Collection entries
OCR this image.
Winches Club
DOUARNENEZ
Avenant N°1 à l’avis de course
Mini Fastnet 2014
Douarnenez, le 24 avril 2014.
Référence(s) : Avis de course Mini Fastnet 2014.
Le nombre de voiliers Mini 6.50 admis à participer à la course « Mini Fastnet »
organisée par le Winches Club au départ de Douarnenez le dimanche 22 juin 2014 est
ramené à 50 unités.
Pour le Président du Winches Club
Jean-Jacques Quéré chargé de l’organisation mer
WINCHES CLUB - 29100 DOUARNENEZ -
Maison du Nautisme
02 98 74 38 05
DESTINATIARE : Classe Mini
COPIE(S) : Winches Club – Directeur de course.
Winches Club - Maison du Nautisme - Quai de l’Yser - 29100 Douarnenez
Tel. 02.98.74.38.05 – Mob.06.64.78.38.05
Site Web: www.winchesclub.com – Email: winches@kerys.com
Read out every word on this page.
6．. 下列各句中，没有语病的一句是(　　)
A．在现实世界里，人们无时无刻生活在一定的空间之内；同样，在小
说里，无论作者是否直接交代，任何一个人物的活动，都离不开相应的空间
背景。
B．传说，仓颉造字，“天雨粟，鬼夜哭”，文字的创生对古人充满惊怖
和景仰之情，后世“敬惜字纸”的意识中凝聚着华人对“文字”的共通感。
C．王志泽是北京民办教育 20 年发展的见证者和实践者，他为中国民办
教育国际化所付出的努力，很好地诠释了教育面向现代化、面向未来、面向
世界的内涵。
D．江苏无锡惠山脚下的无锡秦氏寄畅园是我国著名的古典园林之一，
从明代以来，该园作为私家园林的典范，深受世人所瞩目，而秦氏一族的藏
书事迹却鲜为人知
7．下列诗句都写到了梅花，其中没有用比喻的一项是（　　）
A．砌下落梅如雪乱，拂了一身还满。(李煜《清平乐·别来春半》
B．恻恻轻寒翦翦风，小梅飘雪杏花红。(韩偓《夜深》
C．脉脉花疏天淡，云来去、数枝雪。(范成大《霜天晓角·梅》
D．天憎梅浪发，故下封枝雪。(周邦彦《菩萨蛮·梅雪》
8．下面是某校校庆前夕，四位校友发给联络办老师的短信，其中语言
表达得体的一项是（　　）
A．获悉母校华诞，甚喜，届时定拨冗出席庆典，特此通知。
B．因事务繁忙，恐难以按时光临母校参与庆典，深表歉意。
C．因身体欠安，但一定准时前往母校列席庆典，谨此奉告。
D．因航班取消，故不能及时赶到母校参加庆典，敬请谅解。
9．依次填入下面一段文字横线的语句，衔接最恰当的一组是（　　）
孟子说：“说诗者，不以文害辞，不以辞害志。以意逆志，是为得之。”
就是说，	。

● **Task objective**: All lines from the one containing "Read out every word on this page." through the final line of the listing above are to be reproduced exactly; include both and add nothing.

● **Written solution**:
Read out every word on this page.
6．. 下列各句中，没有语病的一句是(　　)
A．在现实世界里，人们无时无刻生活在一定的空间之内；同样，在小
说里，无论作者是否直接交代，任何一个人物的活动，都离不开相应的空间
背景。
B．传说，仓颉造字，“天雨粟，鬼夜哭”，文字的创生对古人充满惊怖
和景仰之情，后世“敬惜字纸”的意识中凝聚着华人对“文字”的共通感。
C．王志泽是北京民办教育 20 年发展的见证者和实践者，他为中国民办
教育国际化所付出的努力，很好地诠释了教育面向现代化、面向未来、面向
世界的内涵。
D．江苏无锡惠山脚下的无锡秦氏寄畅园是我国著名的古典园林之一，
从明代以来，该园作为私家园林的典范，深受世人所瞩目，而秦氏一族的藏
书事迹却鲜为人知
7．下列诗句都写到了梅花，其中没有用比喻的一项是（　　）
A．砌下落梅如雪乱，拂了一身还满。(李煜《清平乐·别来春半》
B．恻恻轻寒翦翦风，小梅飘雪杏花红。(韩偓《夜深》
C．脉脉花疏天淡，云来去、数枝雪。(范成大《霜天晓角·梅》
D．天憎梅浪发，故下封枝雪。(周邦彦《菩萨蛮·梅雪》
8．下面是某校校庆前夕，四位校友发给联络办老师的短信，其中语言
表达得体的一项是（　　）
A．获悉母校华诞，甚喜，届时定拨冗出席庆典，特此通知。
B．因事务繁忙，恐难以按时光临母校参与庆典，深表歉意。
C．因身体欠安，但一定准时前往母校列席庆典，谨此奉告。
D．因航班取消，故不能及时赶到母校参加庆典，敬请谅解。
9．依次填入下面一段文字横线的语句，衔接最恰当的一组是（　　）
孟子说：“说诗者，不以文害辞，不以辞害志。以意逆志，是为得之。”
就是说，	。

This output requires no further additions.